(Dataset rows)
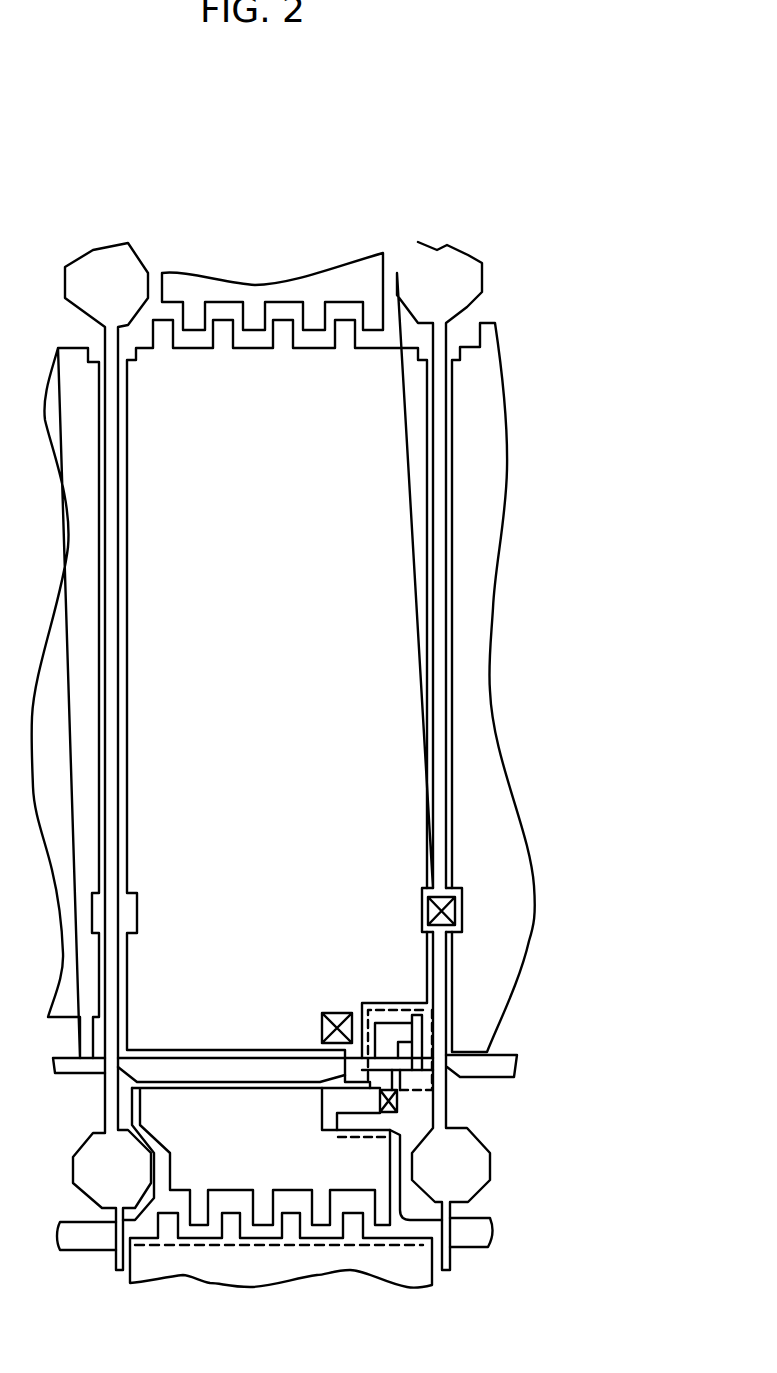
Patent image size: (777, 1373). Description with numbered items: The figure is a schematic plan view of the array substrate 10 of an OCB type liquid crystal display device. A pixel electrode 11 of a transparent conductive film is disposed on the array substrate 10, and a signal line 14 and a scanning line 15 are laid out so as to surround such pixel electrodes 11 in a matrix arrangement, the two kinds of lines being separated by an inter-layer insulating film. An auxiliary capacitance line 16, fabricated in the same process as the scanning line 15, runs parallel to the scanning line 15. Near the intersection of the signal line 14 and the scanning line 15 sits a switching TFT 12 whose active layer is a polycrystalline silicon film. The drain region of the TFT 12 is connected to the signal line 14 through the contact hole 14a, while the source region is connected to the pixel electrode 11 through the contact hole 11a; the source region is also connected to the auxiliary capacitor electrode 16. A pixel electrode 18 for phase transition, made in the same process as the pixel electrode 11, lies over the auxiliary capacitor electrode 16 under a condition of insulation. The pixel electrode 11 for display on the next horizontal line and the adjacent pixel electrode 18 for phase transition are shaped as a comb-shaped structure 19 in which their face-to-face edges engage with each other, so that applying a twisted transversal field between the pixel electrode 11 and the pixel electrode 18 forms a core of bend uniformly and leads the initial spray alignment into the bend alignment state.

The array substrate 10 is at (253, 210).
The pixel electrode 11 is at (492, 428).
The contact hole 11a is at (322, 1028).
The switching TFT 12 is at (443, 1100).
The signal line 14 is at (110, 258).
The contact hole 14a is at (462, 910).
The scanning line 15 is at (520, 1065).
The auxiliary capacitance line 16 is at (478, 1237).
The pixel electrode for phase transition 18 is at (343, 287).
The comb-shaped structure 19 is at (311, 1230).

Exercise description – Tally the lines of the records that contain the string "hole", treating uppercase and lowercase as different. Reply with the number alone.

Answer – 3